Set exercise: Search the data for the string "with" and gather each line it is in.

[Dataset entries]
════════════════

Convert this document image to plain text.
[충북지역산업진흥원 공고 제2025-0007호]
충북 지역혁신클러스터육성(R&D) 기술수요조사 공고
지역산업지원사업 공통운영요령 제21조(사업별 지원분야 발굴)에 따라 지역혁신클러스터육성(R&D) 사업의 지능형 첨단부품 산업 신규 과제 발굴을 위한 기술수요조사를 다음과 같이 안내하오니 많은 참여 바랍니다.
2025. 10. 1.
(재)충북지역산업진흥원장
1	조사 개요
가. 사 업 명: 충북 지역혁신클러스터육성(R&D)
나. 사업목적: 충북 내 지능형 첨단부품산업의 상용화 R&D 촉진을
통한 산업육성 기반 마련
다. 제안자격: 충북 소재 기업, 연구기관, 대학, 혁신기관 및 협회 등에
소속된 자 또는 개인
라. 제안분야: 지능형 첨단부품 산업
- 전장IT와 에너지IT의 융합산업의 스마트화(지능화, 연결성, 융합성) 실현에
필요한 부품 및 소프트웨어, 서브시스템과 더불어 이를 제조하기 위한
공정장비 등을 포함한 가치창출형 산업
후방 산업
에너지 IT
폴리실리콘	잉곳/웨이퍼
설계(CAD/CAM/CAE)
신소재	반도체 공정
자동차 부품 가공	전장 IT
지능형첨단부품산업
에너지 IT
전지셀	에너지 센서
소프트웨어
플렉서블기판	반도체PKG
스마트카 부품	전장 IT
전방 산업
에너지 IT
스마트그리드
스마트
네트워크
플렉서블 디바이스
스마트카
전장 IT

════════════════

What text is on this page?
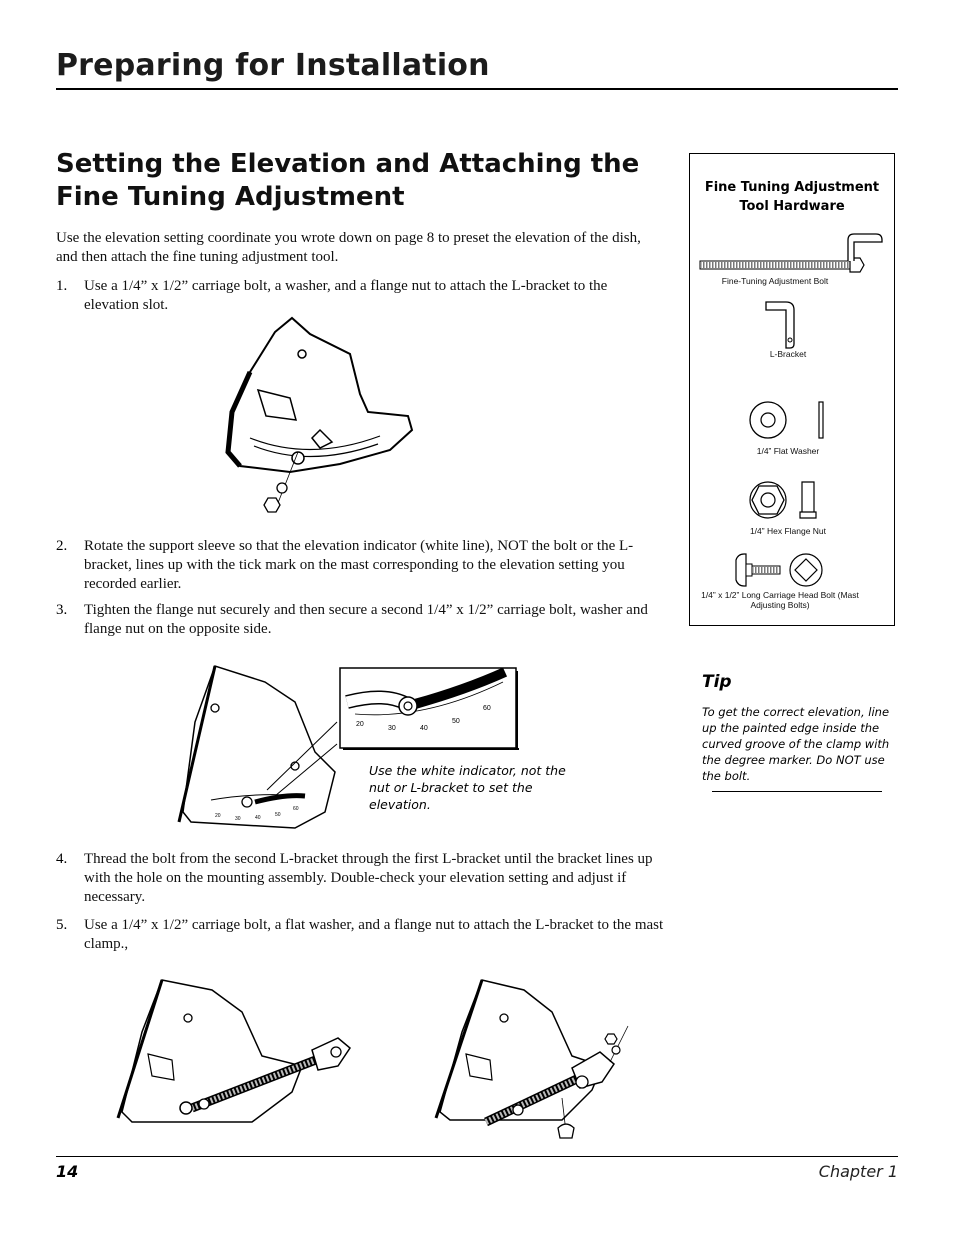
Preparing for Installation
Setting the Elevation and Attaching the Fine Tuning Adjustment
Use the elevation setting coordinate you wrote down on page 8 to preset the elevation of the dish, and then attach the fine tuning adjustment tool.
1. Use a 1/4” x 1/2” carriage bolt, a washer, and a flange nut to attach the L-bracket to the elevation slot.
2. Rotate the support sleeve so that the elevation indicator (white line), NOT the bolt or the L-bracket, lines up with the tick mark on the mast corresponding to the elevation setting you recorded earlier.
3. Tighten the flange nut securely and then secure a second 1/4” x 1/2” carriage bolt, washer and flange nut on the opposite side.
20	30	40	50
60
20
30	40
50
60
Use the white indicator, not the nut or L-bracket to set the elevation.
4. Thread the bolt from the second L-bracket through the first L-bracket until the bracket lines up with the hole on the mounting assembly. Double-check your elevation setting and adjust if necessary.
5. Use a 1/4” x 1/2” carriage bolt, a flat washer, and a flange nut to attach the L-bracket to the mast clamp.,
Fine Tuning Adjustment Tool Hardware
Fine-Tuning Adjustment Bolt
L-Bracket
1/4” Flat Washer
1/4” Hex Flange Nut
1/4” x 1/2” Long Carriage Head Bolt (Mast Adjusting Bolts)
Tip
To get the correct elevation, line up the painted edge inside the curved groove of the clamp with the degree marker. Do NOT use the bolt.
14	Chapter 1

════════════════

Complete output:
2. Rotate the support sleeve so that the elevation indicator (white line), NOT the bolt or the L-bracket, lines up with the tick mark on the mast corresponding to the elevation setting you recorded earlier.
4. Thread the bolt from the second L-bracket through the first L-bracket until the bracket lines up with the hole on the mounting assembly. Double-check your elevation setting and adjust if necessary.
To get the correct elevation, line up the painted edge inside the curved groove of the clamp with the degree marker. Do NOT use the bolt.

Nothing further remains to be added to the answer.